- [MATERIAL TO PROCESS]:
^^^^
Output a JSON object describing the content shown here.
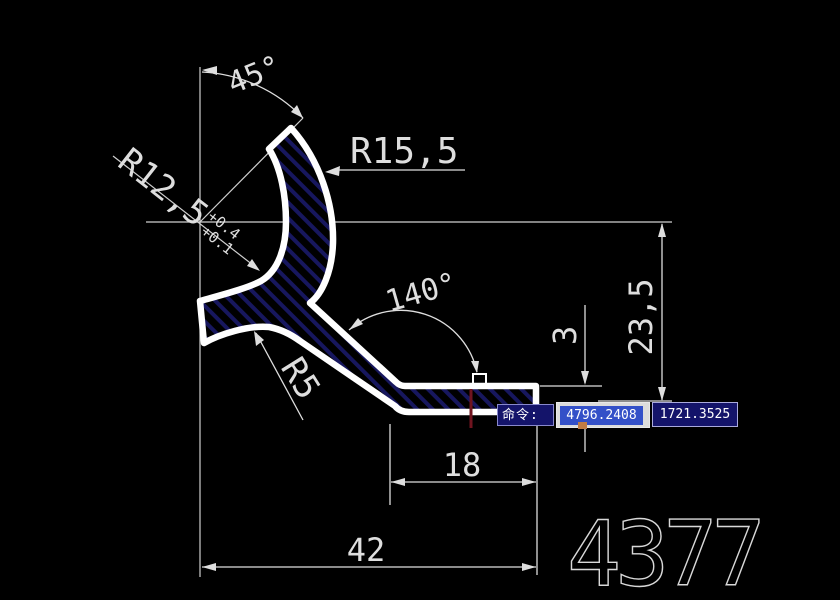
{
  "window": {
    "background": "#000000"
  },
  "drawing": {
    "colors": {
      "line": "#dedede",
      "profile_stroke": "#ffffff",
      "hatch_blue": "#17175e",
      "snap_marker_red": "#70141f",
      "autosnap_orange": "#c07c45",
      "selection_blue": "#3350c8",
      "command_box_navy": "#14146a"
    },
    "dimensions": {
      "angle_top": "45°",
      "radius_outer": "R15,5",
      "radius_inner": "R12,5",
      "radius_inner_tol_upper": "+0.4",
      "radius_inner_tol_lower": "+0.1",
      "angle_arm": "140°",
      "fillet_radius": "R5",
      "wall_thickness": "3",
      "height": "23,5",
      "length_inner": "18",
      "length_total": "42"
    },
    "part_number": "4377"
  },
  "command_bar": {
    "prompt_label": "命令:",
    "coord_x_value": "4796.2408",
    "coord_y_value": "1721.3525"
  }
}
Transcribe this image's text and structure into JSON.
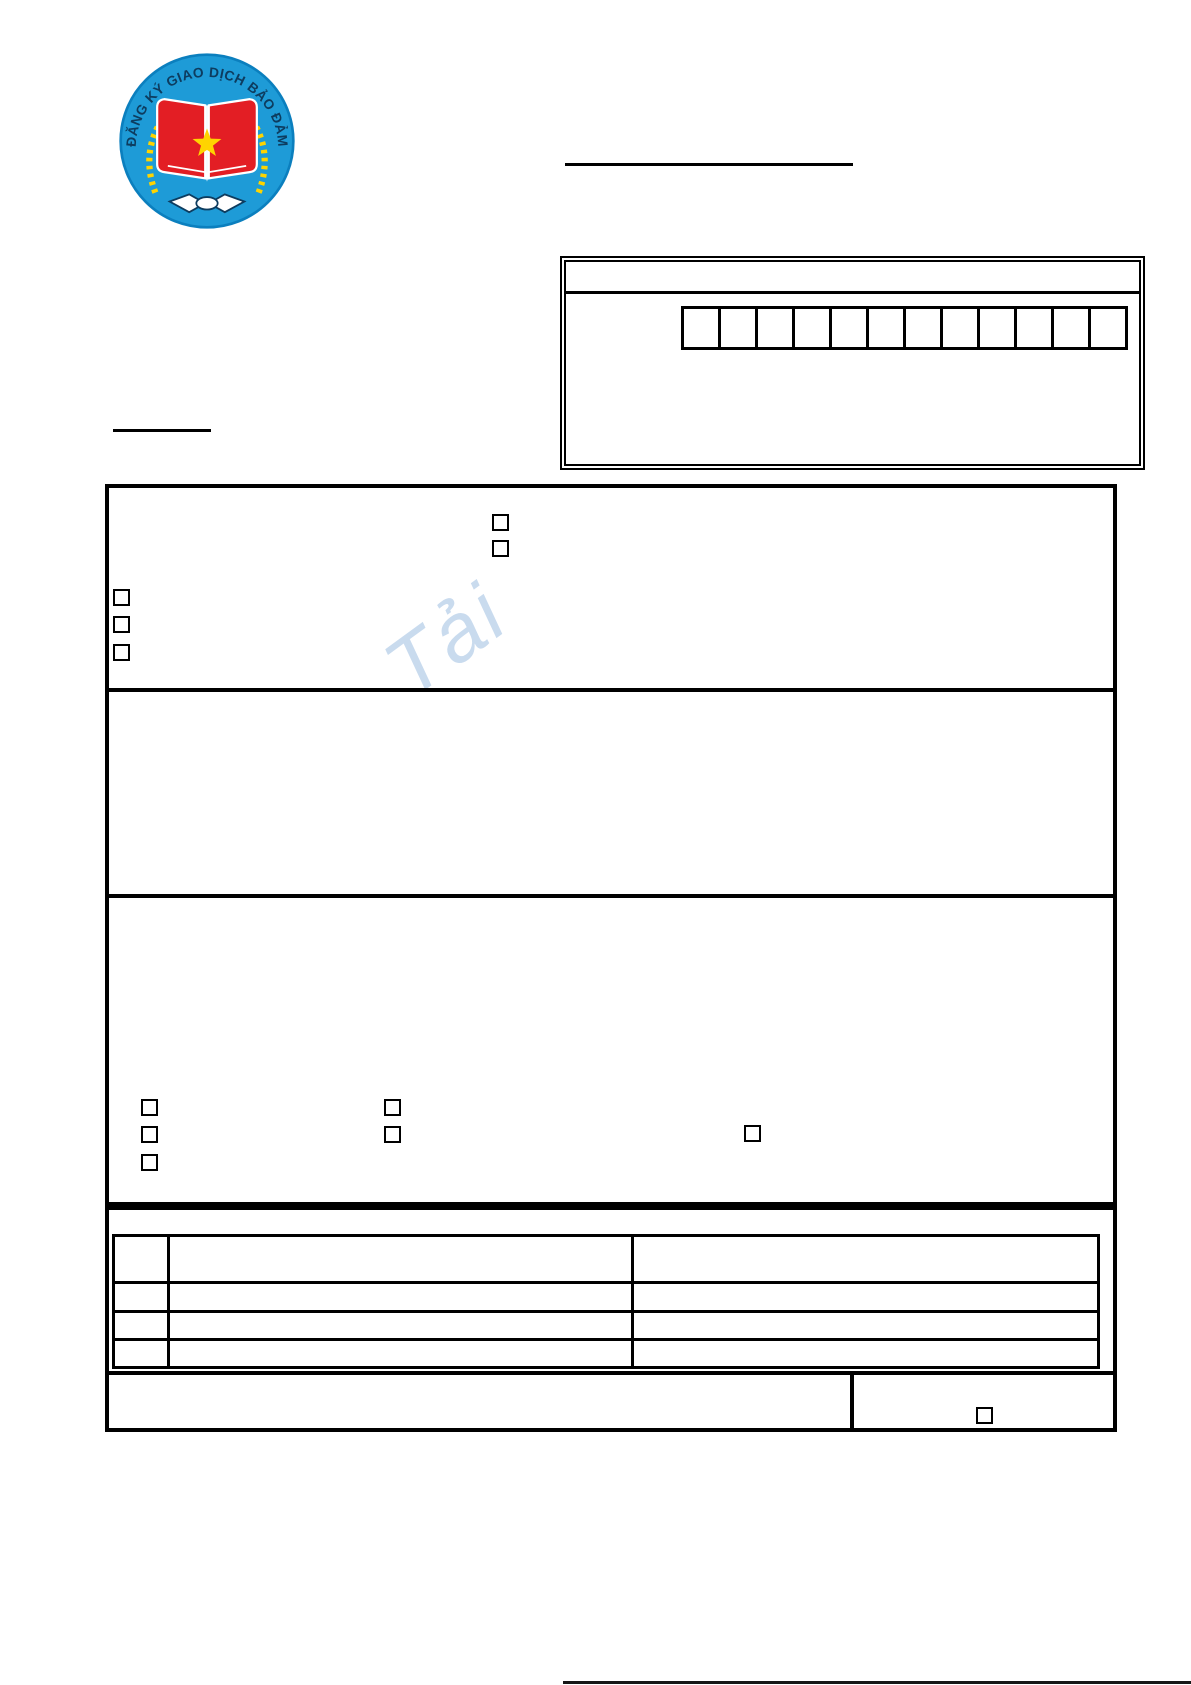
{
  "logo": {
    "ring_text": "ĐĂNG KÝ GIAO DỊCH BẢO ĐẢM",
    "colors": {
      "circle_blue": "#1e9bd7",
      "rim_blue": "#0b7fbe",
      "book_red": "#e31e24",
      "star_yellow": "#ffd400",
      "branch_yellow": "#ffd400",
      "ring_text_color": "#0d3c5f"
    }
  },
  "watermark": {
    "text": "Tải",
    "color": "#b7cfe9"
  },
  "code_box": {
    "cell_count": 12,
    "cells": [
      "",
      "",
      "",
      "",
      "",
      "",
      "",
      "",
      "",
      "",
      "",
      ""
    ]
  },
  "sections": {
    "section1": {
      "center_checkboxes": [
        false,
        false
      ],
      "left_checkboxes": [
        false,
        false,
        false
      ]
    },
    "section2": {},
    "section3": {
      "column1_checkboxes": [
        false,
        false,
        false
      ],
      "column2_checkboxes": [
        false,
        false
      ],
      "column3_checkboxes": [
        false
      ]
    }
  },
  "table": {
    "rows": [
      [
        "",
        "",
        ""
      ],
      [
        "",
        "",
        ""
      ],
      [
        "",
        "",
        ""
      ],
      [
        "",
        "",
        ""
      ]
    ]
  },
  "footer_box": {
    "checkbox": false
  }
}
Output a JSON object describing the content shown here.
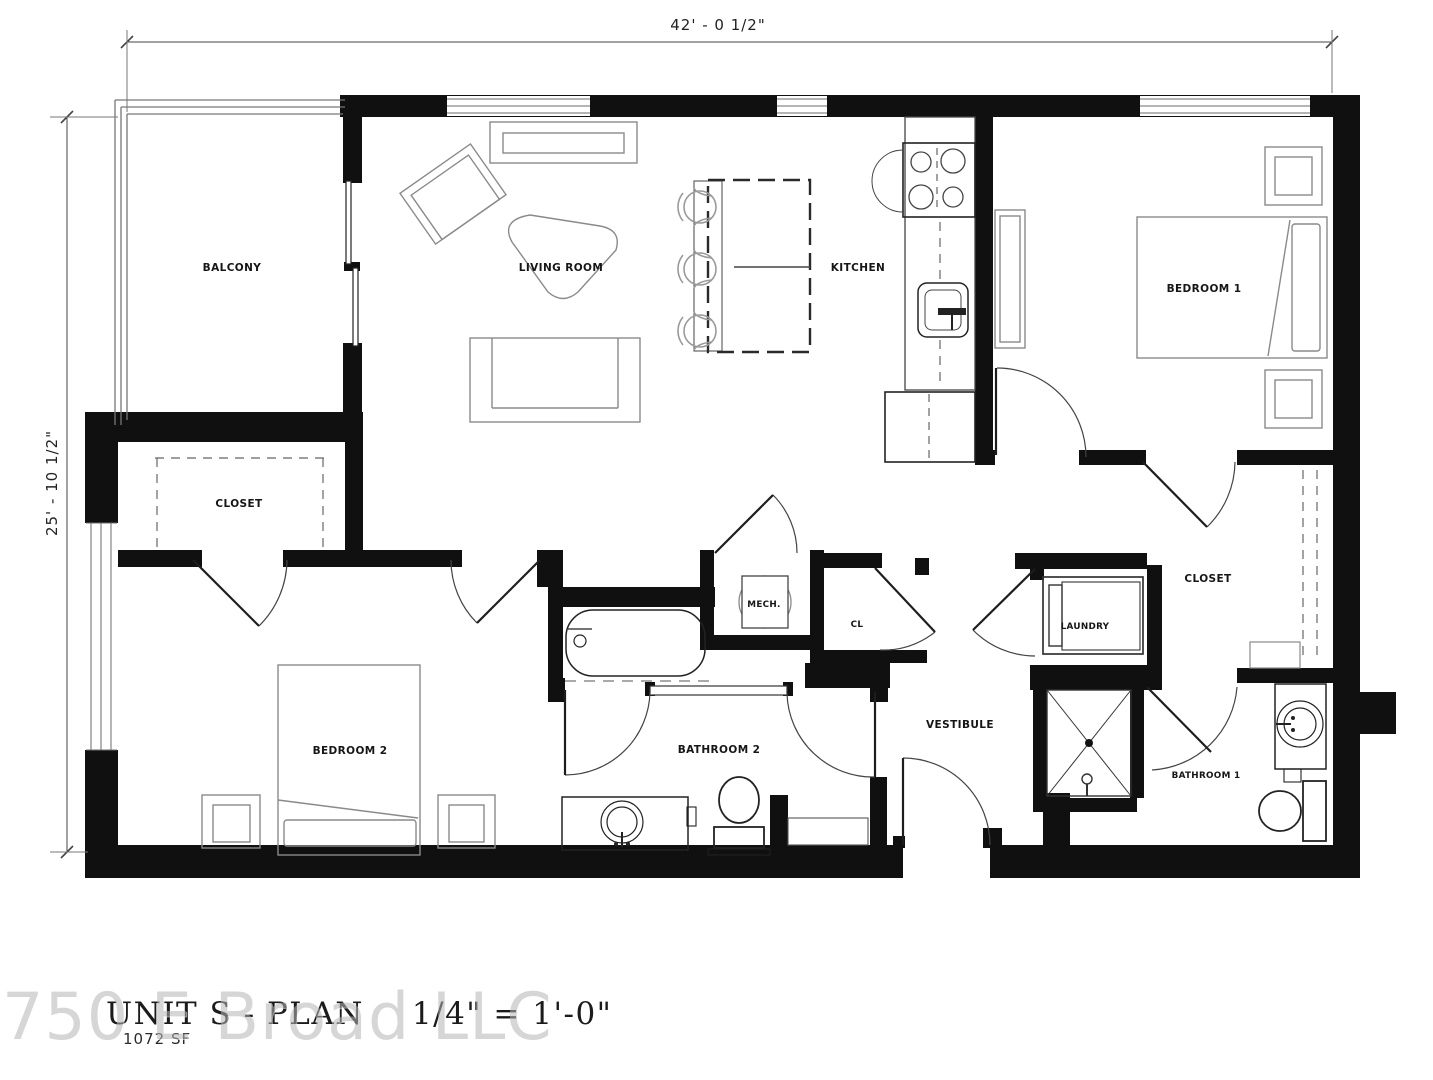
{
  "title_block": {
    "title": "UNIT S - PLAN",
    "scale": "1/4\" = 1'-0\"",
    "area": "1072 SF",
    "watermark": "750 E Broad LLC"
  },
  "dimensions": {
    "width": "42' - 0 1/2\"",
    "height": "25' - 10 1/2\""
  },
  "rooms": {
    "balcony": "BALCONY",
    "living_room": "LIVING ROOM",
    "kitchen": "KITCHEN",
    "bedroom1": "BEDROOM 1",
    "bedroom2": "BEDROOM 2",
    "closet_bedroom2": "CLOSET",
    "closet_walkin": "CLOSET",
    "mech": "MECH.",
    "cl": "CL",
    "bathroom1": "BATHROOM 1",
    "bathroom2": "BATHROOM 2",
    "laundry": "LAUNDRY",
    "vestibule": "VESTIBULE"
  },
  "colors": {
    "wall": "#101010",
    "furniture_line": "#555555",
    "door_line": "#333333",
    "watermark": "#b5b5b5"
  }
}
^^^^
Search the data above for the string "watermark" and return every line that has it.

  "watermark": {
    "watermark": "750 E Broad LLC"
    "watermark": "#b5b5b5"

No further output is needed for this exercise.